— Start of SOURCE —
Sixth, over the past twenty-five years or so there has been an upheaval in the regnant understanding of the academic enterprise. Perhaps the deepest component of the self-understanding that dominated the academy before the upheaval was the conviction that well-formed learning is a generically human enterprise. To put the point pictorially: before entering the halls of learning, we were to render inoperative all our particularities—of gender, race, nationality, religion, social class, age, and so on—to allow only what belonged to our generic humanity to be operative within those halls.

A second component in the once-dominant self-understanding of the academy was a distinctive hierarchy among the academic disciplines. At the top were the physical sciences and mathematics; these were the paradigmatic disciplines. At the bottom were the humanities. The social sciences occupied an unsteady position somewhere in between. Theology? If one thought of theology at all, the place one assigned it depended on whether one judged it to be rationally grounded or not. If it was, it belonged somewhere among the humanities. If it wasn’t, it was off the ladder at the bottom.

Behind this hierarchy was a certain understanding of what constitutes the "logic" or methodology of well-formed Wissenschaft. The thought was that mathematics and the natural sciences sat at the top of the hierarchy because they already exhibited the methodology of well-formed Wissenschaft. But that methodology was not unique in principle to them, it was the logic that any academic discipline would exhibit once it attained the status of a well-formed Wissenschaft. As to what the logic of a well-formed Wissenschaft was, on that there was somewhat less consensus than on the other matters I have mentioned. Nonetheless, the dominant view was that the method of well-formed Wissenschaft was foundationalist—more specifically, classically foundationalist.

Although this once-dominant self-understanding of the modern Western academy has not disappeared, it has certainly been shaken, so much so that it is no longer the dominant understanding. I look on what happened as a "first revolution" and a "second revolution." First to go was the conviction that the logic of well-formed Wissenschaft is classical foundationalism. The emergence of metaepistemology, among philosophers, played a significant role in this development; when philosophers moved to the metalevel, they quickly recognized that classical foundationalism is but one of many options for structuring well-formed Wissenschaft, and not the most plausible.

More decisive, however, was a quite different development. Around thirty years ago, a group of scholars trained as natural scientists, philosophers, and historians began to study episodes from the history of modern Western natural science to compare the dominant self-understanding of natural science with actual practice. Thomas Kuhn became the most famous of these scholars. What they bumped up against over and over were reputable, even admirable, episodes that simply did not fit the self-understanding of natural science as a classically foundationalist enterprise. One outcome of these discoveries was the breakup of the old hierarchy of the disciplines, which had been based on judgments about the degree to which a discipline exhibited the logic of well-formed Wissenschaft. Now there was no longer consensus on whether there was even such a thing as the logic, let alone on what it might be.
— End of SOURCE —
*EXERCISE SET*:
1. In the passage on the academy's self-understanding, which disciplines sat at the top of the once-dominant hierarchy?
2. Reproduce the passage on the academy's self-understanding word for word, starting at "More decisive, however, was" and ending at "it might be.".
— Start of RECORDED INFORMATION —
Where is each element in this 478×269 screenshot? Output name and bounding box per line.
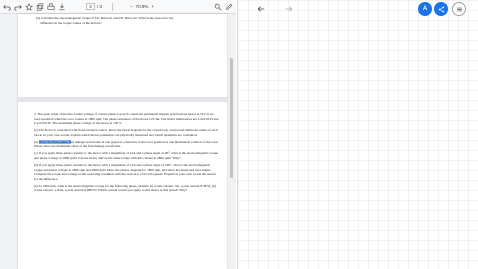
— End of RECORDED INFORMATION —
*RESPONSES TO THE EXERCISE*:
1. The physical sciences and mathematics.

2.
More decisive, however, was a quite different development. Around thirty years ago, a group of scholars trained as natural scientists, philosophers, and historians began to study episodes from the history of modern Western natural science to compare the dominant self-understanding of natural science with actual practice. Thomas Kuhn became the most famous of these scholars. What they bumped up against over and over were reputable, even admirable, episodes that simply did not fit the self-understanding of natural science as a classically foundationalist enterprise. One outcome of these discoveries was the breakup of the old hierarchy of the disciplines, which had been based on judgments about the degree to which a discipline exhibited the logic of well-formed Wissenschaft. Now there was no longer consensus on whether there was even such a thing as the logic, let alone on what it might be.